== Goal ==
Return the whole listing, keeping every character the same.

== Provided records ==
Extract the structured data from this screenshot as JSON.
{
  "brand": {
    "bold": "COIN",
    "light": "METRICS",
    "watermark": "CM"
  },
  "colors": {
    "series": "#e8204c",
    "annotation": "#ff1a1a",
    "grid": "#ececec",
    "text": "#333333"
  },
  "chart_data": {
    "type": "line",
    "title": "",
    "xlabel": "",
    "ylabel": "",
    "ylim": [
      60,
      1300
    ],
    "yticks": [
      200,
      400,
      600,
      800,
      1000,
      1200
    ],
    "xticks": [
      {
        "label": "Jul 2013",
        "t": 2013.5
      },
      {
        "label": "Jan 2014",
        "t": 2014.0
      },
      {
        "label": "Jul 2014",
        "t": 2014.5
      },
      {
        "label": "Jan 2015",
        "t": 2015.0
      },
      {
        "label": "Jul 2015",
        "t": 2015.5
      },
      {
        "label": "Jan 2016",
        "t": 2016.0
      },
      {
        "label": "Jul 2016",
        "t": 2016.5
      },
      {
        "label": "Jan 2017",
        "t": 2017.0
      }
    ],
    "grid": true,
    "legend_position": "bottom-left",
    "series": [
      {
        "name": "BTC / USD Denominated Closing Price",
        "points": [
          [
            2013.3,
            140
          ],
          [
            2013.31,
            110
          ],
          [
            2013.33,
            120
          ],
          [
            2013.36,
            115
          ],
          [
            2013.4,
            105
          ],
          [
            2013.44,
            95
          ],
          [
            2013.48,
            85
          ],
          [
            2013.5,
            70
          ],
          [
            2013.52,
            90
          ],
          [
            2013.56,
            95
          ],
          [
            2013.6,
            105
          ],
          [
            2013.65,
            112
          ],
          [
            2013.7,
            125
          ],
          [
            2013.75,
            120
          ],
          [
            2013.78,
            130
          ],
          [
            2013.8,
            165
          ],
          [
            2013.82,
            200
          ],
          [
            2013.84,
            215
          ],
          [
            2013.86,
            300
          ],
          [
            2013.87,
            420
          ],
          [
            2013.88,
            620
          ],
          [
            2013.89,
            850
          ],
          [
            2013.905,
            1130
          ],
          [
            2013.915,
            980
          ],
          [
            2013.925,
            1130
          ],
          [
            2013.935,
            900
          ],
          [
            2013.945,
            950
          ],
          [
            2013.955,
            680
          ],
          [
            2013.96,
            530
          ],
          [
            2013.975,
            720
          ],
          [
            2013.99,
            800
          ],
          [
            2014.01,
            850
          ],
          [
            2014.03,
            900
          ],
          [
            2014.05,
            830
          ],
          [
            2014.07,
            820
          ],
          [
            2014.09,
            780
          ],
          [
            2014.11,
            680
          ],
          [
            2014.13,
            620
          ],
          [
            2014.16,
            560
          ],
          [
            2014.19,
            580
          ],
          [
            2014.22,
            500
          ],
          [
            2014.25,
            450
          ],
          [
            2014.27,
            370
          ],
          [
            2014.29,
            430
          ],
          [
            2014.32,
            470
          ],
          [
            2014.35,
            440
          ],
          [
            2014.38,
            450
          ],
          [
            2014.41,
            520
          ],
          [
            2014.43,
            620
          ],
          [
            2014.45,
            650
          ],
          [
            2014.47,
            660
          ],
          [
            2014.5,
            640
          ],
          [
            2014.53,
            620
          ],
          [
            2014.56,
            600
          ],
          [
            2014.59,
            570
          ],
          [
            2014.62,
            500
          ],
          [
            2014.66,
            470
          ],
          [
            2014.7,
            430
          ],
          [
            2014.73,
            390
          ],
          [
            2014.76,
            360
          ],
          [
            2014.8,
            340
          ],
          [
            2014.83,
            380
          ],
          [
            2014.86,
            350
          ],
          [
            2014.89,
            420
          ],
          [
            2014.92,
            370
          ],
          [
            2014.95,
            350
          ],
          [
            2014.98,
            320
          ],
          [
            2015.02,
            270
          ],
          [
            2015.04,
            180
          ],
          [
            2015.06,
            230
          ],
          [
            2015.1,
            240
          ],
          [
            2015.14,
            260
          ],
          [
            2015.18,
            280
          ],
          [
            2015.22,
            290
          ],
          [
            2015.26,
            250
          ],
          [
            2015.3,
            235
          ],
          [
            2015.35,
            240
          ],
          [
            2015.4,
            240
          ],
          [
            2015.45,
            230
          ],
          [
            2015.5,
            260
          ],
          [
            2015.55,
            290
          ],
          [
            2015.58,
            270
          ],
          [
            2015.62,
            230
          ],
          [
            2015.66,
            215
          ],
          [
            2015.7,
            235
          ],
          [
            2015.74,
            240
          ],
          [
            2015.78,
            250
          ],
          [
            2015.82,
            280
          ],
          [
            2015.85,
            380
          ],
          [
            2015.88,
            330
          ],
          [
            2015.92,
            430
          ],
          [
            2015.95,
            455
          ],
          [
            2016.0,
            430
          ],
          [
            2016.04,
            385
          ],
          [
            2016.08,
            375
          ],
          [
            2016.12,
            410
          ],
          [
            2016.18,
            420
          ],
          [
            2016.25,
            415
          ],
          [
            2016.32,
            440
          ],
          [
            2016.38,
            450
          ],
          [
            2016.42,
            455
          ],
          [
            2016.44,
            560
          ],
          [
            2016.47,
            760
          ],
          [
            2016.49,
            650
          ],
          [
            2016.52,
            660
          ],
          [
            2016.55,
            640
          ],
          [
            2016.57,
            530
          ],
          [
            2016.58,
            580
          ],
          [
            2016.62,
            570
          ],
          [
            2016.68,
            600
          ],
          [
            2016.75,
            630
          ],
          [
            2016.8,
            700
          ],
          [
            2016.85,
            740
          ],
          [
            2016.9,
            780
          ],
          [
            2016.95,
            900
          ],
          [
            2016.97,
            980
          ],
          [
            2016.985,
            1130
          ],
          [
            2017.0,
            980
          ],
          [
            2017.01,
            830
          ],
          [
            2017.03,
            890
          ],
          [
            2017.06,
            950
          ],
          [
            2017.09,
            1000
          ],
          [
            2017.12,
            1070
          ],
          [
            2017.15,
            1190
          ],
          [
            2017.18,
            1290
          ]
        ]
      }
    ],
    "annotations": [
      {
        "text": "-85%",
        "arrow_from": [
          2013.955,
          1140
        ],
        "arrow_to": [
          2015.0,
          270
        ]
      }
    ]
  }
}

== The reply ==
Extract the structured data from this screenshot as JSON.
{
  "brand": {
    "bold": "COIN",
    "light": "METRICS",
    "watermark": "CM"
  },
  "colors": {
    "series": "#e8204c",
    "annotation": "#ff1a1a",
    "grid": "#ececec",
    "text": "#333333"
  },
  "chart_data": {
    "type": "line",
    "title": "",
    "xlabel": "",
    "ylabel": "",
    "ylim": [
      60,
      1300
    ],
    "yticks": [
      200,
      400,
      600,
      800,
      1000,
      1200
    ],
    "xticks": [
      {
        "label": "Jul 2013",
        "t": 2013.5
      },
      {
        "label": "Jan 2014",
        "t": 2014.0
      },
      {
        "label": "Jul 2014",
        "t": 2014.5
      },
      {
        "label": "Jan 2015",
        "t": 2015.0
      },
      {
        "label": "Jul 2015",
        "t": 2015.5
      },
      {
        "label": "Jan 2016",
        "t": 2016.0
      },
      {
        "label": "Jul 2016",
        "t": 2016.5
      },
      {
        "label": "Jan 2017",
        "t": 2017.0
      }
    ],
    "grid": true,
    "legend_position": "bottom-left",
    "series": [
      {
        "name": "BTC / USD Denominated Closing Price",
        "points": [
          [
            2013.3,
            140
          ],
          [
            2013.31,
            110
          ],
          [
            2013.33,
            120
          ],
          [
            2013.36,
            115
          ],
          [
            2013.4,
            105
          ],
          [
            2013.44,
            95
          ],
          [
            2013.48,
            85
          ],
          [
            2013.5,
            70
          ],
          [
            2013.52,
            90
          ],
          [
            2013.56,
            95
          ],
          [
            2013.6,
            105
          ],
          [
            2013.65,
            112
          ],
          [
            2013.7,
            125
          ],
          [
            2013.75,
            120
          ],
          [
            2013.78,
            130
          ],
          [
            2013.8,
            165
          ],
          [
            2013.82,
            200
          ],
          [
            2013.84,
            215
          ],
          [
            2013.86,
            300
          ],
          [
            2013.87,
            420
          ],
          [
            2013.88,
            620
          ],
          [
            2013.89,
            850
          ],
          [
            2013.905,
            1130
          ],
          [
            2013.915,
            980
          ],
          [
            2013.925,
            1130
          ],
          [
            2013.935,
            900
          ],
          [
            2013.945,
            950
          ],
          [
            2013.955,
            680
          ],
          [
            2013.96,
            530
          ],
          [
            2013.975,
            720
          ],
          [
            2013.99,
            800
          ],
          [
            2014.01,
            850
          ],
          [
            2014.03,
            900
          ],
          [
            2014.05,
            830
          ],
          [
            2014.07,
            820
          ],
          [
            2014.09,
            780
          ],
          [
            2014.11,
            680
          ],
          [
            2014.13,
            620
          ],
          [
            2014.16,
            560
          ],
          [
            2014.19,
            580
          ],
          [
            2014.22,
            500
          ],
          [
            2014.25,
            450
          ],
          [
            2014.27,
            370
          ],
          [
            2014.29,
            430
          ],
          [
            2014.32,
            470
          ],
          [
            2014.35,
            440
          ],
          [
            2014.38,
            450
          ],
          [
            2014.41,
            520
          ],
          [
            2014.43,
            620
          ],
          [
            2014.45,
            650
          ],
          [
            2014.47,
            660
          ],
          [
            2014.5,
            640
          ],
          [
            2014.53,
            620
          ],
          [
            2014.56,
            600
          ],
          [
            2014.59,
            570
          ],
          [
            2014.62,
            500
          ],
          [
            2014.66,
            470
          ],
          [
            2014.7,
            430
          ],
          [
            2014.73,
            390
          ],
          [
            2014.76,
            360
          ],
          [
            2014.8,
            340
          ],
          [
            2014.83,
            380
          ],
          [
            2014.86,
            350
          ],
          [
            2014.89,
            420
          ],
          [
            2014.92,
            370
          ],
          [
            2014.95,
            350
          ],
          [
            2014.98,
            320
          ],
          [
            2015.02,
            270
          ],
          [
            2015.04,
            180
          ],
          [
            2015.06,
            230
          ],
          [
            2015.1,
            240
          ],
          [
            2015.14,
            260
          ],
          [
            2015.18,
            280
          ],
          [
            2015.22,
            290
          ],
          [
            2015.26,
            250
          ],
          [
            2015.3,
            235
          ],
          [
            2015.35,
            240
          ],
          [
            2015.4,
            240
          ],
          [
            2015.45,
            230
          ],
          [
            2015.5,
            260
          ],
          [
            2015.55,
            290
          ],
          [
            2015.58,
            270
          ],
          [
            2015.62,
            230
          ],
          [
            2015.66,
            215
          ],
          [
            2015.7,
            235
          ],
          [
            2015.74,
            240
          ],
          [
            2015.78,
            250
          ],
          [
            2015.82,
            280
          ],
          [
            2015.85,
            380
          ],
          [
            2015.88,
            330
          ],
          [
            2015.92,
            430
          ],
          [
            2015.95,
            455
          ],
          [
            2016.0,
            430
          ],
          [
            2016.04,
            385
          ],
          [
            2016.08,
            375
          ],
          [
            2016.12,
            410
          ],
          [
            2016.18,
            420
          ],
          [
            2016.25,
            415
          ],
          [
            2016.32,
            440
          ],
          [
            2016.38,
            450
          ],
          [
            2016.42,
            455
          ],
          [
            2016.44,
            560
          ],
          [
            2016.47,
            760
          ],
          [
            2016.49,
            650
          ],
          [
            2016.52,
            660
          ],
          [
            2016.55,
            640
          ],
          [
            2016.57,
            530
          ],
          [
            2016.58,
            580
          ],
          [
            2016.62,
            570
          ],
          [
            2016.68,
            600
          ],
          [
            2016.75,
            630
          ],
          [
            2016.8,
            700
          ],
          [
            2016.85,
            740
          ],
          [
            2016.9,
            780
          ],
          [
            2016.95,
            900
          ],
          [
            2016.97,
            980
          ],
          [
            2016.985,
            1130
          ],
          [
            2017.0,
            980
          ],
          [
            2017.01,
            830
          ],
          [
            2017.03,
            890
          ],
          [
            2017.06,
            950
          ],
          [
            2017.09,
            1000
          ],
          [
            2017.12,
            1070
          ],
          [
            2017.15,
            1190
          ],
          [
            2017.18,
            1290
          ]
        ]
      }
    ],
    "annotations": [
      {
        "text": "-85%",
        "arrow_from": [
          2013.955,
          1140
        ],
        "arrow_to": [
          2015.0,
          270
        ]
      }
    ]
  }
}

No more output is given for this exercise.